• _WORK INSTRUCTIONS_
Output all lines exactly, with nothing added or dropped.

• _DATASET_

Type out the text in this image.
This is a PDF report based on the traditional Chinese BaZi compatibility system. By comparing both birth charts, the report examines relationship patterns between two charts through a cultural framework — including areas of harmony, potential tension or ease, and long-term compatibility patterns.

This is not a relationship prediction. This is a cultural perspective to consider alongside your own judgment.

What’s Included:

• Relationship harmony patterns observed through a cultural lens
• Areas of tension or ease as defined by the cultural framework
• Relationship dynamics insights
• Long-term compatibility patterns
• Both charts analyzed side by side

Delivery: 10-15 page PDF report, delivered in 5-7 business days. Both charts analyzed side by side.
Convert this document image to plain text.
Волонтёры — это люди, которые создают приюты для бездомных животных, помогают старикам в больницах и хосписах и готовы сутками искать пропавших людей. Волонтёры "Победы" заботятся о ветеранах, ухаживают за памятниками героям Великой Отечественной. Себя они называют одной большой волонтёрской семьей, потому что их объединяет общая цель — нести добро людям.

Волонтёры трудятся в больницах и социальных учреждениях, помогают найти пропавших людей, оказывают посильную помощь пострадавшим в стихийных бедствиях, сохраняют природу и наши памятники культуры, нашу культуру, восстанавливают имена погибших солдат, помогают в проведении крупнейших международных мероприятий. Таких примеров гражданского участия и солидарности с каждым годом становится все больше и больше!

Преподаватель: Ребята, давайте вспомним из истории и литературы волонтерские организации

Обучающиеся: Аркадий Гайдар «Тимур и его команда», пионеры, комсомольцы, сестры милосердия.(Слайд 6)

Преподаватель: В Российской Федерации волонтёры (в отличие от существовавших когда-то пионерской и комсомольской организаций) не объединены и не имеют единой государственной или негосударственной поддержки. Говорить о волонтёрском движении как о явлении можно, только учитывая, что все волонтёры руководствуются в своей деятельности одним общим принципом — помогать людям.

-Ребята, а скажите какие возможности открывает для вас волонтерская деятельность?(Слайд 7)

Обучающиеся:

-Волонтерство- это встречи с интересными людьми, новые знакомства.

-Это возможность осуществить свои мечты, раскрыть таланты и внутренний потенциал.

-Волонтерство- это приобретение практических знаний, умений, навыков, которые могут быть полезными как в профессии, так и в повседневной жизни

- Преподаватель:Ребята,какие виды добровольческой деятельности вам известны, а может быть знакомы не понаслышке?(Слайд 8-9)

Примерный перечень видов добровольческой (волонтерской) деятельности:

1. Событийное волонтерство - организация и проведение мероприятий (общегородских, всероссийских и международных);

• _TASK RESPONSE_
Type out the text in this image.
This is a PDF report based on the traditional Chinese BaZi compatibility system. By comparing both birth charts, the report examines relationship patterns between two charts through a cultural framework — including areas of harmony, potential tension or ease, and long-term compatibility patterns.

This is not a relationship prediction. This is a cultural perspective to consider alongside your own judgment.

What’s Included:

• Relationship harmony patterns observed through a cultural lens
• Areas of tension or ease as defined by the cultural framework
• Relationship dynamics insights
• Long-term compatibility patterns
• Both charts analyzed side by side

Delivery: 10-15 page PDF report, delivered in 5-7 business days. Both charts analyzed side by side.
Convert this document image to plain text.
Волонтёры — это люди, которые создают приюты для бездомных животных, помогают старикам в больницах и хосписах и готовы сутками искать пропавших людей. Волонтёры "Победы" заботятся о ветеранах, ухаживают за памятниками героям Великой Отечественной. Себя они называют одной большой волонтёрской семьей, потому что их объединяет общая цель — нести добро людям.

Волонтёры трудятся в больницах и социальных учреждениях, помогают найти пропавших людей, оказывают посильную помощь пострадавшим в стихийных бедствиях, сохраняют природу и наши памятники культуры, нашу культуру, восстанавливают имена погибших солдат, помогают в проведении крупнейших международных мероприятий. Таких примеров гражданского участия и солидарности с каждым годом становится все больше и больше!

Преподаватель: Ребята, давайте вспомним из истории и литературы волонтерские организации

Обучающиеся: Аркадий Гайдар «Тимур и его команда», пионеры, комсомольцы, сестры милосердия.(Слайд 6)

Преподаватель: В Российской Федерации волонтёры (в отличие от существовавших когда-то пионерской и комсомольской организаций) не объединены и не имеют единой государственной или негосударственной поддержки. Говорить о волонтёрском движении как о явлении можно, только учитывая, что все волонтёры руководствуются в своей деятельности одним общим принципом — помогать людям.

-Ребята, а скажите какие возможности открывает для вас волонтерская деятельность?(Слайд 7)

Обучающиеся:

-Волонтерство- это встречи с интересными людьми, новые знакомства.

-Это возможность осуществить свои мечты, раскрыть таланты и внутренний потенциал.

-Волонтерство- это приобретение практических знаний, умений, навыков, которые могут быть полезными как в профессии, так и в повседневной жизни

- Преподаватель:Ребята,какие виды добровольческой деятельности вам известны, а может быть знакомы не понаслышке?(Слайд 8-9)

Примерный перечень видов добровольческой (волонтерской) деятельности:

1. Событийное волонтерство - организация и проведение мероприятий (общегородских, всероссийских и международных);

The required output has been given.